• _Data entries_:
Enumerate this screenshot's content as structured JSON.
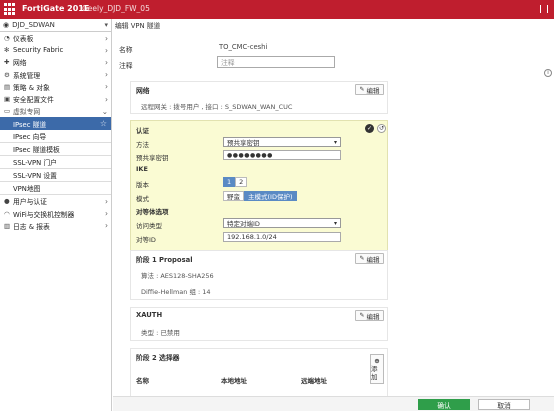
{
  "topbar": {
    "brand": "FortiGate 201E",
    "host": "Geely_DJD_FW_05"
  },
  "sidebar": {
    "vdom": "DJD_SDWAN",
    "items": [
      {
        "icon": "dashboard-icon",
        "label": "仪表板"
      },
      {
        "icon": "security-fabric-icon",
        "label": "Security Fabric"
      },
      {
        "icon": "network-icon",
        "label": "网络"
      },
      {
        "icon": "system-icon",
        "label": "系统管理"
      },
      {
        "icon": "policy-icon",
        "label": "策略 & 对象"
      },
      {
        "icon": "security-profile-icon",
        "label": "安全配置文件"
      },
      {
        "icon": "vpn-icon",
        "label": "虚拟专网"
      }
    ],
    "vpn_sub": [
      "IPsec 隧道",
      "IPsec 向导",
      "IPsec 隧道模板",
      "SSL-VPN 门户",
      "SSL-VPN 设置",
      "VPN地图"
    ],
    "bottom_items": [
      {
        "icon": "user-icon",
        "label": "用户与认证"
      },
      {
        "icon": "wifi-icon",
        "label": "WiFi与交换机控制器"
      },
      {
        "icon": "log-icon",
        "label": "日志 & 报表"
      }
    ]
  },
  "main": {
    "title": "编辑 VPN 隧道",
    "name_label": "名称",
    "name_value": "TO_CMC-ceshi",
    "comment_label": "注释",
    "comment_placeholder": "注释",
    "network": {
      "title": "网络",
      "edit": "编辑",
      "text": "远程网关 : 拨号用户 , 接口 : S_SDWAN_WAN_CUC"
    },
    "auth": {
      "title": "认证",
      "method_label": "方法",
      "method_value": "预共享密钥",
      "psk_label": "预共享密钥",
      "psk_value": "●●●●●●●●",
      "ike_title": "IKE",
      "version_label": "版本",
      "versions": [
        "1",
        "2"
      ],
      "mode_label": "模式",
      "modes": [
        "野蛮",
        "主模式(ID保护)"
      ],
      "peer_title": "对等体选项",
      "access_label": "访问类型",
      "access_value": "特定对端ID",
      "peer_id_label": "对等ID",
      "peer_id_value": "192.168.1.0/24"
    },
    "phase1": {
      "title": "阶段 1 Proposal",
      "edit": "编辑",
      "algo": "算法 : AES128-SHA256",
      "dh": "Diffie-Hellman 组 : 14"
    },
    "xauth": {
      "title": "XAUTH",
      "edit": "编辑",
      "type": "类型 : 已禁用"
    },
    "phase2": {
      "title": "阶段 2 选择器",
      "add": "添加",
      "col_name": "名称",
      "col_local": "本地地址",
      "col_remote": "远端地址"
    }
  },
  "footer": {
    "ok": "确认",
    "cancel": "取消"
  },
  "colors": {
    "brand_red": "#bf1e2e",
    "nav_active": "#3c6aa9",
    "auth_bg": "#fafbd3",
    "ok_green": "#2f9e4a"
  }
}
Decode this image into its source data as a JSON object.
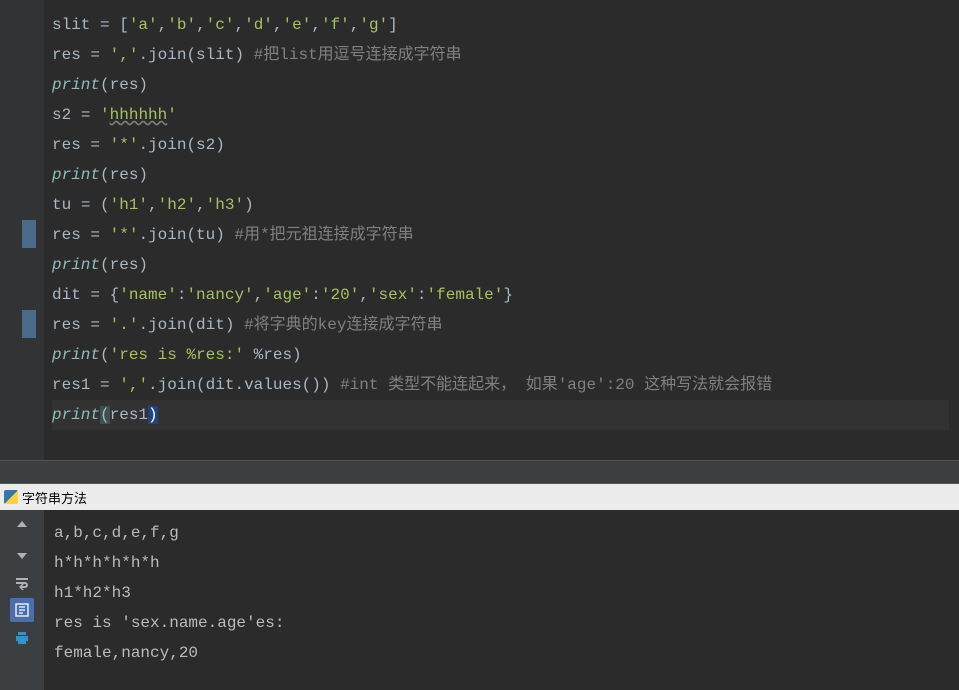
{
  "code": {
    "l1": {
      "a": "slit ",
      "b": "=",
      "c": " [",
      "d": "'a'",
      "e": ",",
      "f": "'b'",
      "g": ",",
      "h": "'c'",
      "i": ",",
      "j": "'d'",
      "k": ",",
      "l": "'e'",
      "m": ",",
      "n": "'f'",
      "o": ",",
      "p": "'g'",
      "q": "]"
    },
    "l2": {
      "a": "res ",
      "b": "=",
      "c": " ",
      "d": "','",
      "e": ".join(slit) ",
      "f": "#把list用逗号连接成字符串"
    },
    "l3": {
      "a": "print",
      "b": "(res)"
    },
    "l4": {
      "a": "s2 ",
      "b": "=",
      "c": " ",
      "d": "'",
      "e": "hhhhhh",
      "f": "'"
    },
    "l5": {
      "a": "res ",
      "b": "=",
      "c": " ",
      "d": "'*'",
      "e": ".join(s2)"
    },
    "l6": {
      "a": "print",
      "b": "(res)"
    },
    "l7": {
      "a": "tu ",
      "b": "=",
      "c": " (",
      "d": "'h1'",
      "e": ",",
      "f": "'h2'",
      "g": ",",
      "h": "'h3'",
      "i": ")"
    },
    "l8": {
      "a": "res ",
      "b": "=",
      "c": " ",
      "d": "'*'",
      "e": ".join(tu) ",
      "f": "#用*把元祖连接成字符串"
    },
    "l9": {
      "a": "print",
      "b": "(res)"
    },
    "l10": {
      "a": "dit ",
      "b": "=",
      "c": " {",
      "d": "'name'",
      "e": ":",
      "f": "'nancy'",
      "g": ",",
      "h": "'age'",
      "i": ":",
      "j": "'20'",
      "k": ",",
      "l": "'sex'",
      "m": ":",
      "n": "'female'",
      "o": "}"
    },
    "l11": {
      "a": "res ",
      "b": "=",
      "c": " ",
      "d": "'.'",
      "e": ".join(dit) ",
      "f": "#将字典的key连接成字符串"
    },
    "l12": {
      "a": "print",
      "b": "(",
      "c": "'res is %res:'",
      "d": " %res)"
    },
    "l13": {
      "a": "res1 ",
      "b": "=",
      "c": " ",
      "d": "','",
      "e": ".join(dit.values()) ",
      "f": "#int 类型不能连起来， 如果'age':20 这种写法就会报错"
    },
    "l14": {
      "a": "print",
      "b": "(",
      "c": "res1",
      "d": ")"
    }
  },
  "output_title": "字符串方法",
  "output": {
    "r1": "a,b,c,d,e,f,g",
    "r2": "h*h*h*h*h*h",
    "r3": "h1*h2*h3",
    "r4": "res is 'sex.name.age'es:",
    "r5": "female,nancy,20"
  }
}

• _Aim_: Write the lines above out again exactly, without any of their pictures.

• _Exercise response_:
Enumerate this screenshot's content as structured JSON.
{
  "topbar": {
    "brand": "FortiGate 201E",
    "host": "Geely_DJD_FW_05"
  },
  "sidebar": {
    "vdom": "DJD_SDWAN",
    "items": [
      {
        "icon": "dashboard-icon",
        "label": "仪表板"
      },
      {
        "icon": "security-fabric-icon",
        "label": "Security Fabric"
      },
      {
        "icon": "network-icon",
        "label": "网络"
      },
      {
        "icon": "system-icon",
        "label": "系统管理"
      },
      {
        "icon": "policy-icon",
        "label": "策略 & 对象"
      },
      {
        "icon": "security-profile-icon",
        "label": "安全配置文件"
      },
      {
        "icon": "vpn-icon",
        "label": "虚拟专网"
      }
    ],
    "vpn_sub": [
      "IPsec 隧道",
      "IPsec 向导",
      "IPsec 隧道模板",
      "SSL-VPN 门户",
      "SSL-VPN 设置",
      "VPN地图"
    ],
    "bottom_items": [
      {
        "icon": "user-icon",
        "label": "用户与认证"
      },
      {
        "icon": "wifi-icon",
        "label": "WiFi与交换机控制器"
      },
      {
        "icon": "log-icon",
        "label": "日志 & 报表"
      }
    ]
  },
  "main": {
    "title": "编辑 VPN 隧道",
    "name_label": "名称",
    "name_value": "TO_CMC-ceshi",
    "comment_label": "注释",
    "comment_placeholder": "注释",
    "network": {
      "title": "网络",
      "edit": "编辑",
      "text": "远程网关 : 拨号用户 , 接口 : S_SDWAN_WAN_CUC"
    },
    "auth": {
      "title": "认证",
      "method_label": "方法",
      "method_value": "预共享密钥",
      "psk_label": "预共享密钥",
      "psk_value": "●●●●●●●●",
      "ike_title": "IKE",
      "version_label": "版本",
      "versions": [
        "1",
        "2"
      ],
      "mode_label": "模式",
      "modes": [
        "野蛮",
        "主模式(ID保护)"
      ],
      "peer_title": "对等体选项",
      "access_label": "访问类型",
      "access_value": "特定对端ID",
      "peer_id_label": "对等ID",
      "peer_id_value": "192.168.1.0/24"
    },
    "phase1": {
      "title": "阶段 1 Proposal",
      "edit": "编辑",
      "algo": "算法 : AES128-SHA256",
      "dh": "Diffie-Hellman 组 : 14"
    },
    "xauth": {
      "title": "XAUTH",
      "edit": "编辑",
      "type": "类型 : 已禁用"
    },
    "phase2": {
      "title": "阶段 2 选择器",
      "add": "添加",
      "col_name": "名称",
      "col_local": "本地地址",
      "col_remote": "远端地址"
    }
  },
  "footer": {
    "ok": "确认",
    "cancel": "取消"
  },
  "colors": {
    "brand_red": "#bf1e2e",
    "nav_active": "#3c6aa9",
    "auth_bg": "#fafbd3",
    "ok_green": "#2f9e4a"
  }
}
Decode this image into its source data as a JSON object.
{
  "code": {
    "l1": {
      "a": "slit ",
      "b": "=",
      "c": " [",
      "d": "'a'",
      "e": ",",
      "f": "'b'",
      "g": ",",
      "h": "'c'",
      "i": ",",
      "j": "'d'",
      "k": ",",
      "l": "'e'",
      "m": ",",
      "n": "'f'",
      "o": ",",
      "p": "'g'",
      "q": "]"
    },
    "l2": {
      "a": "res ",
      "b": "=",
      "c": " ",
      "d": "','",
      "e": ".join(slit) ",
      "f": "#把list用逗号连接成字符串"
    },
    "l3": {
      "a": "print",
      "b": "(res)"
    },
    "l4": {
      "a": "s2 ",
      "b": "=",
      "c": " ",
      "d": "'",
      "e": "hhhhhh",
      "f": "'"
    },
    "l5": {
      "a": "res ",
      "b": "=",
      "c": " ",
      "d": "'*'",
      "e": ".join(s2)"
    },
    "l6": {
      "a": "print",
      "b": "(res)"
    },
    "l7": {
      "a": "tu ",
      "b": "=",
      "c": " (",
      "d": "'h1'",
      "e": ",",
      "f": "'h2'",
      "g": ",",
      "h": "'h3'",
      "i": ")"
    },
    "l8": {
      "a": "res ",
      "b": "=",
      "c": " ",
      "d": "'*'",
      "e": ".join(tu) ",
      "f": "#用*把元祖连接成字符串"
    },
    "l9": {
      "a": "print",
      "b": "(res)"
    },
    "l10": {
      "a": "dit ",
      "b": "=",
      "c": " {",
      "d": "'name'",
      "e": ":",
      "f": "'nancy'",
      "g": ",",
      "h": "'age'",
      "i": ":",
      "j": "'20'",
      "k": ",",
      "l": "'sex'",
      "m": ":",
      "n": "'female'",
      "o": "}"
    },
    "l11": {
      "a": "res ",
      "b": "=",
      "c": " ",
      "d": "'.'",
      "e": ".join(dit) ",
      "f": "#将字典的key连接成字符串"
    },
    "l12": {
      "a": "print",
      "b": "(",
      "c": "'res is %res:'",
      "d": " %res)"
    },
    "l13": {
      "a": "res1 ",
      "b": "=",
      "c": " ",
      "d": "','",
      "e": ".join(dit.values()) ",
      "f": "#int 类型不能连起来， 如果'age':20 这种写法就会报错"
    },
    "l14": {
      "a": "print",
      "b": "(",
      "c": "res1",
      "d": ")"
    }
  },
  "output_title": "字符串方法",
  "output": {
    "r1": "a,b,c,d,e,f,g",
    "r2": "h*h*h*h*h*h",
    "r3": "h1*h2*h3",
    "r4": "res is 'sex.name.age'es:",
    "r5": "female,nancy,20"
  }
}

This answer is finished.